--- Start Records to use ---

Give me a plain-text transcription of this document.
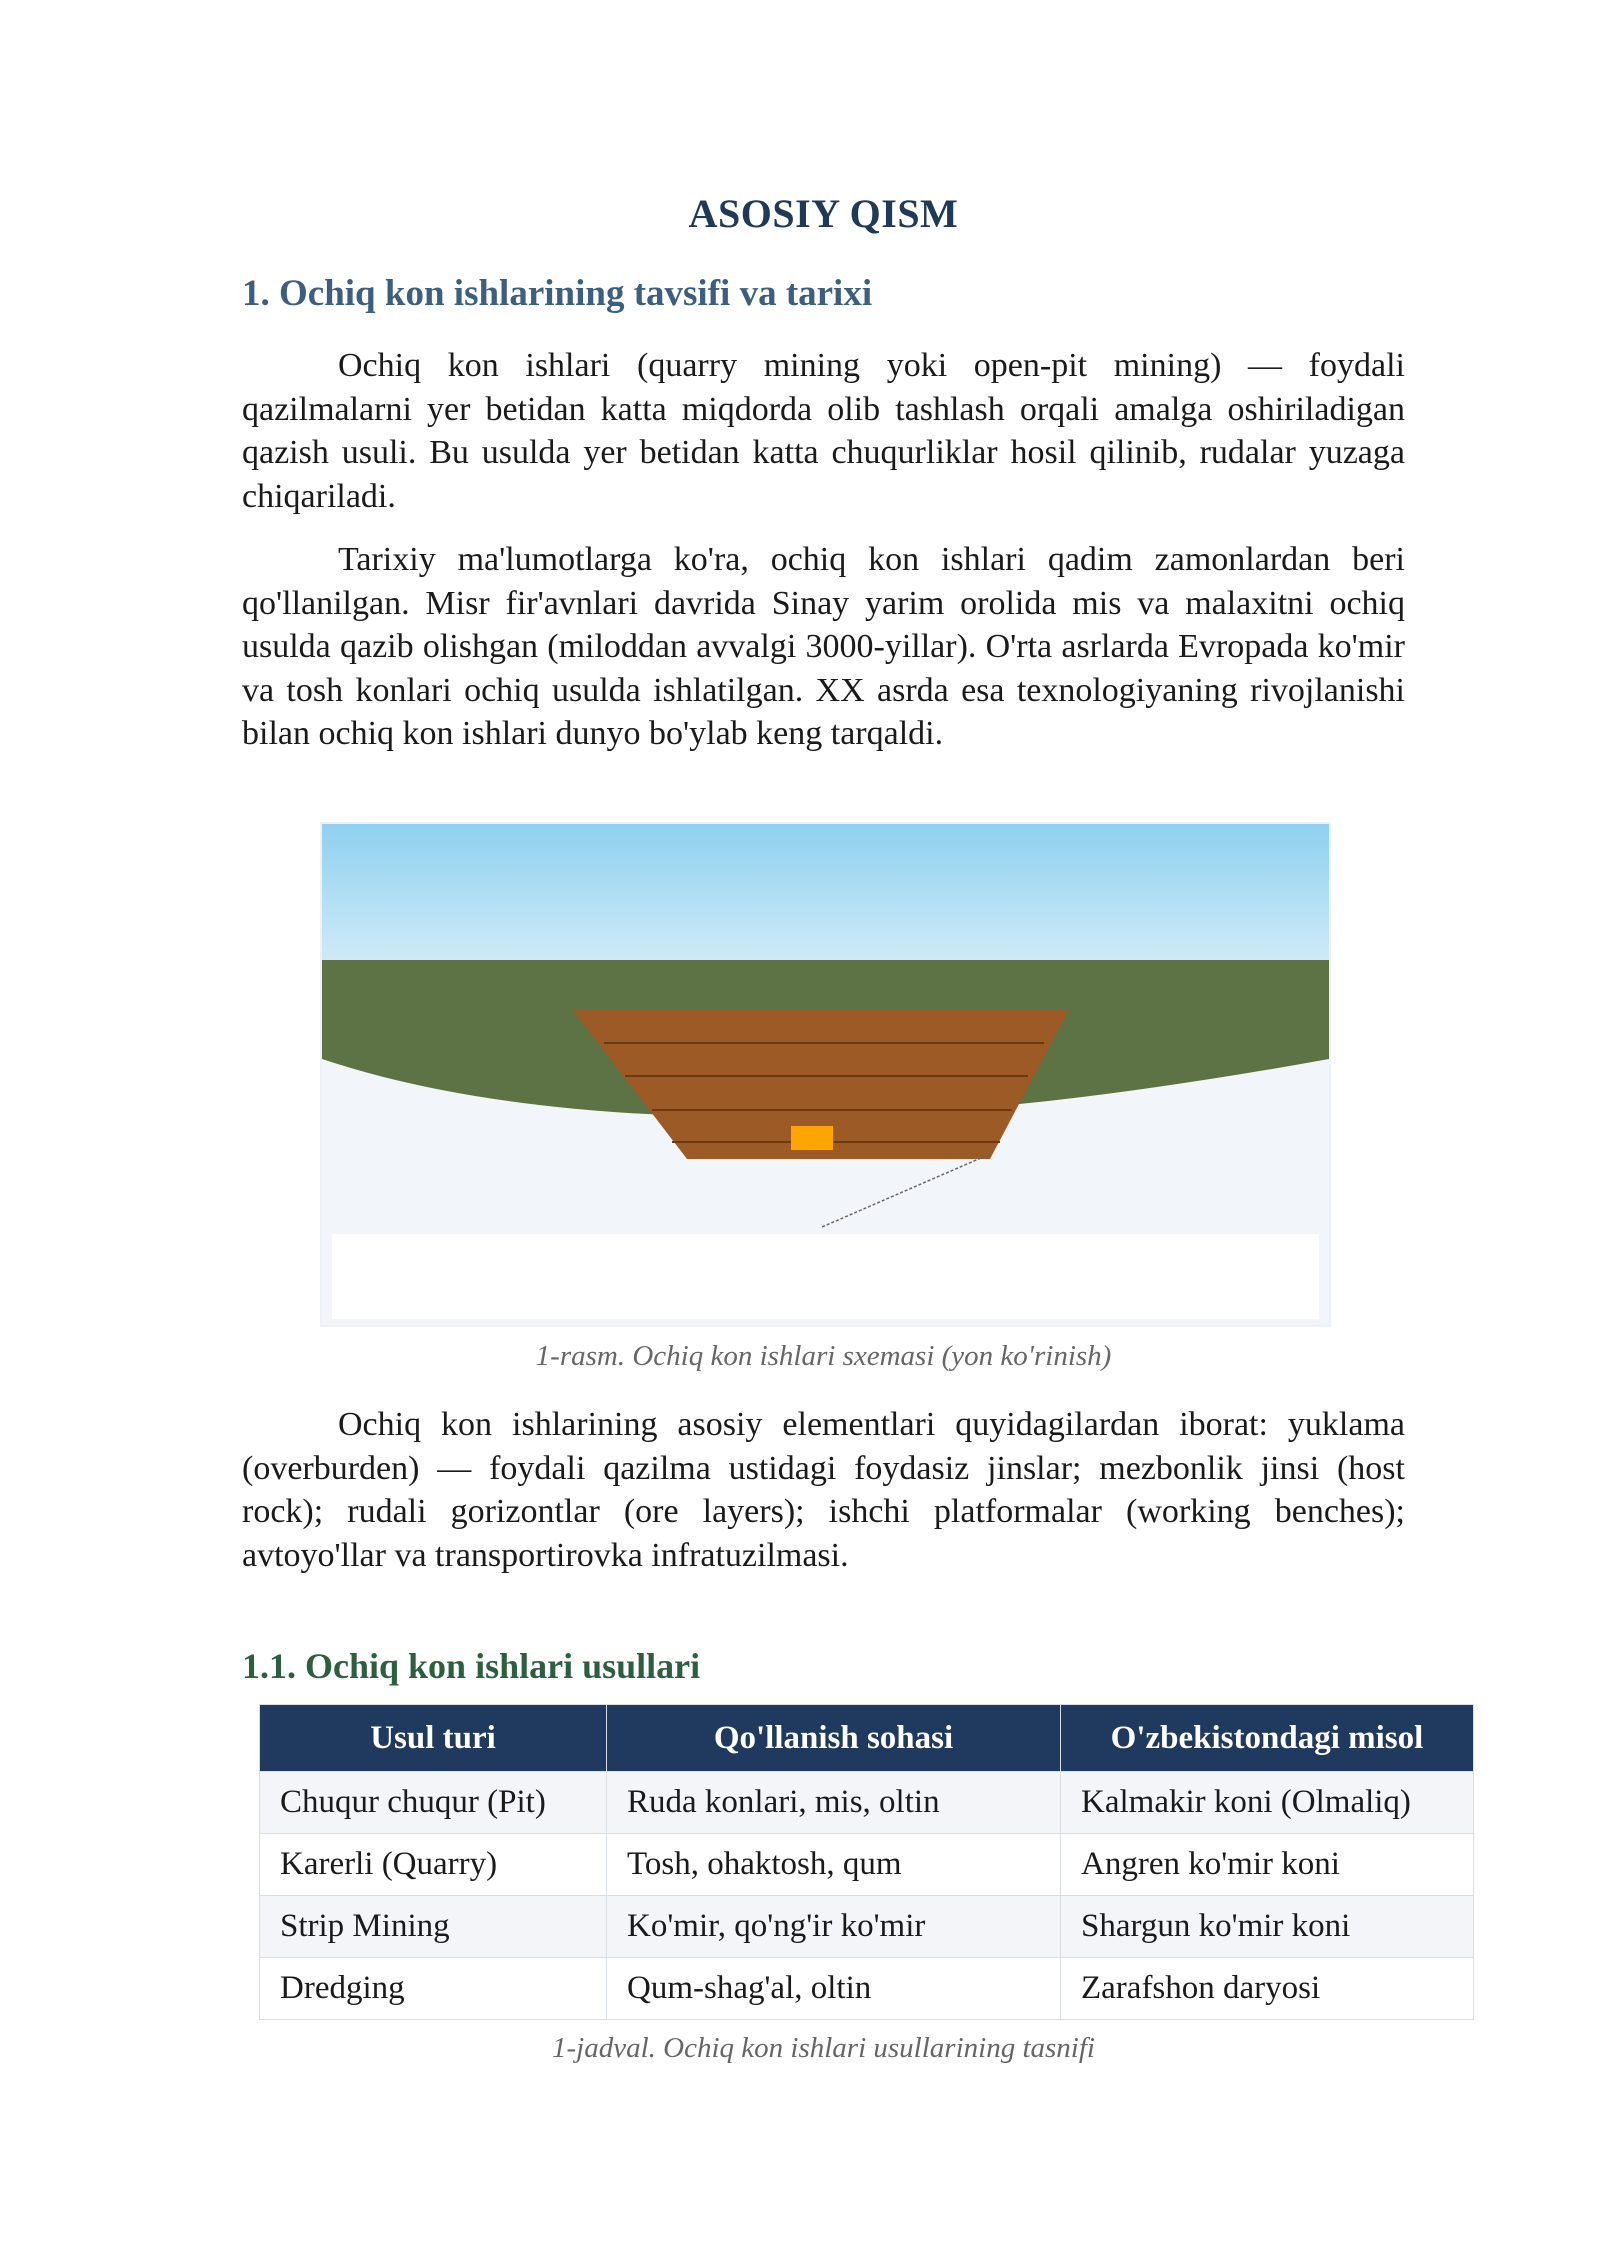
ASOSIY QISM
1. Ochiq kon ishlarining tavsifi va tarixi

Ochiq kon ishlari (quarry mining yoki open-pit mining) — foydali qazilmalarni yer betidan katta miqdorda olib tashlash orqali amalga oshiriladigan qazish usuli. Bu usulda yer betidan katta chuqurliklar hosil qilinib, rudalar yuzaga chiqariladi.

Tarixiy ma'lumotlarga ko'ra, ochiq kon ishlari qadim zamonlardan beri qo'llanilgan. Misr fir'avnlari davrida Sinay yarim orolida mis va malaxitni ochiq usulda qazib olishgan (miloddan avvalgi 3000-yillar). O'rta asrlarda Evropada ko'mir va tosh konlari ochiq usulda ishlatilgan. XX asrda esa texnologiyaning rivojlanishi bilan ochiq kon ishlari dunyo bo'ylab keng tarqaldi.

1-rasm. Ochiq kon ishlari sxemasi (yon ko'rinish)

Ochiq kon ishlarining asosiy elementlari quyidagilardan iborat: yuklama (overburden) — foydali qazilma ustidagi foydasiz jinslar; mezbonlik jinsi (host rock); rudali gorizontlar (ore layers); ishchi platformalar (working benches); avtoyo'llar va transportirovka infratuzilmasi.

1.1. Ochiq kon ishlari usullari
Usul turi	Qo'llanish sohasi	O'zbekistondagi misol
Chuqur chuqur (Pit)	Ruda konlari, mis, oltin	Kalmakir koni (Olmaliq)
Karerli (Quarry)	Tosh, ohaktosh, qum	Angren ko'mir koni
Strip Mining	Ko'mir, qo'ng'ir ko'mir	Shargun ko'mir koni
Dredging	Qum-shag'al, oltin	Zarafshon daryosi
1-jadval. Ochiq kon ishlari usullarining tasnifi
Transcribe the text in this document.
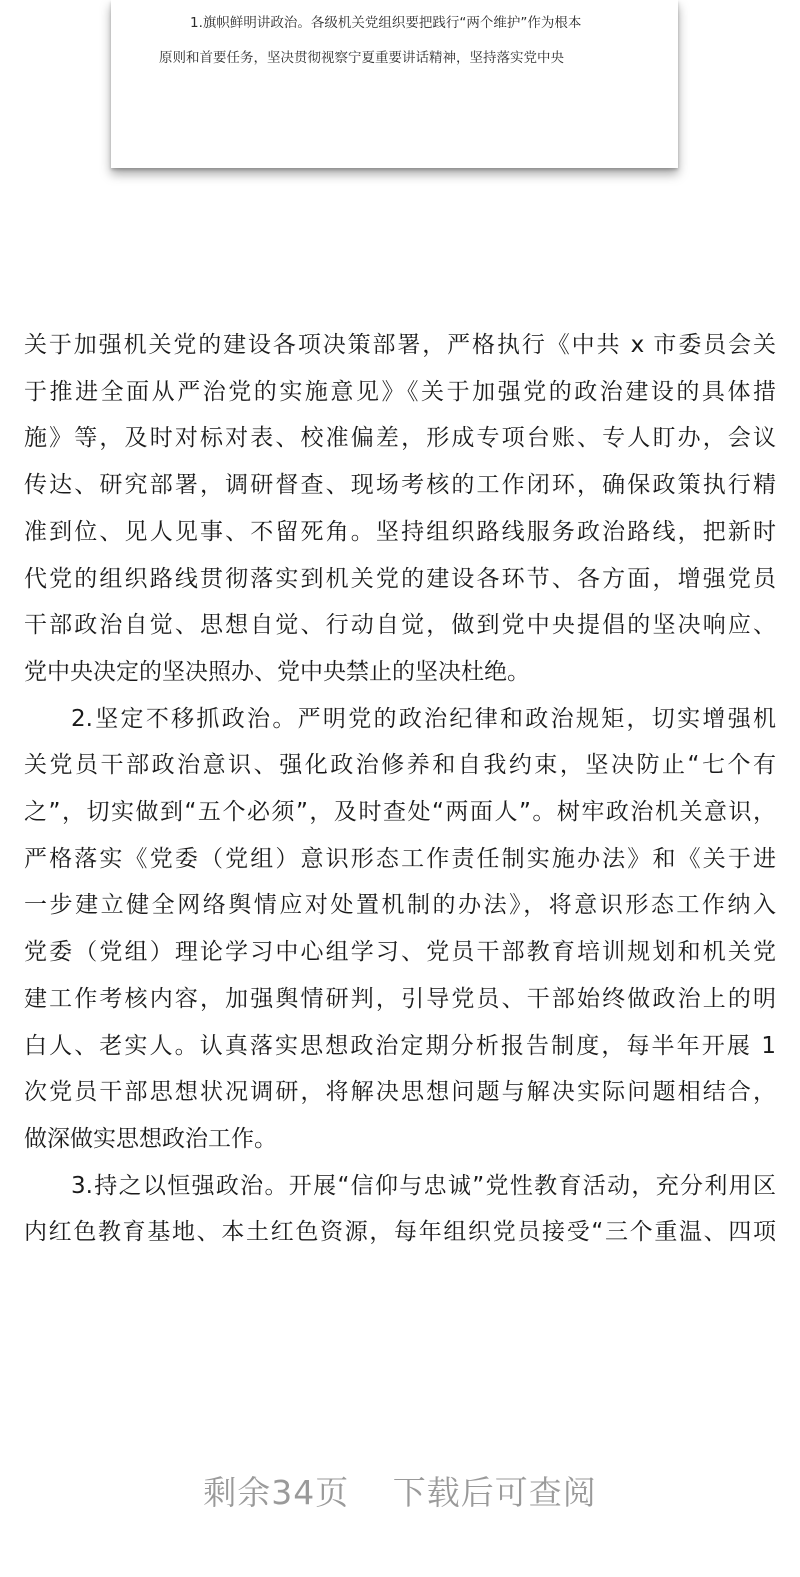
1.旗帜鲜明讲政治。各级机关党组织要把践行“两个维护”作为根本

原则和首要任务，坚决贯彻视察宁夏重要讲话精神，坚持落实党中央

关于加强机关党的建设各项决策部署，严格执行《中共 x 市委员会关
于推进全面从严治党的实施意见》《关于加强党的政治建设的具体措
施》等，及时对标对表、校准偏差，形成专项台账、专人盯办，会议
传达、研究部署，调研督查、现场考核的工作闭环，确保政策执行精
准到位、见人见事、不留死角。坚持组织路线服务政治路线，把新时
代党的组织路线贯彻落实到机关党的建设各环节、各方面，增强党员
干部政治自觉、思想自觉、行动自觉，做到党中央提倡的坚决响应、
党中央决定的坚决照办、党中央禁止的坚决杜绝。

2.坚定不移抓政治。严明党的政治纪律和政治规矩，切实增强机
关党员干部政治意识、强化政治修养和自我约束，坚决防止“七个有
之”，切实做到“五个必须”，及时查处“两面人”。树牢政治机关意识，
严格落实《党委（党组）意识形态工作责任制实施办法》和《关于进
一步建立健全网络舆情应对处置机制的办法》，将意识形态工作纳入
党委（党组）理论学习中心组学习、党员干部教育培训规划和机关党
建工作考核内容，加强舆情研判，引导党员、干部始终做政治上的明
白人、老实人。认真落实思想政治定期分析报告制度，每半年开展 1
次党员干部思想状况调研，将解决思想问题与解决实际问题相结合，
做深做实思想政治工作。

3.持之以恒强政治。开展“信仰与忠诚”党性教育活动，充分利用区
内红色教育基地、本土红色资源，每年组织党员接受“三个重温、四项

剩余34页 下载后可查阅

--- End Records to use ---

(Goal):
Pick out each line above that includes "document" and show it.

(Correct response):
Give me a plain-text transcription of this document.
Transcribe the text in this document.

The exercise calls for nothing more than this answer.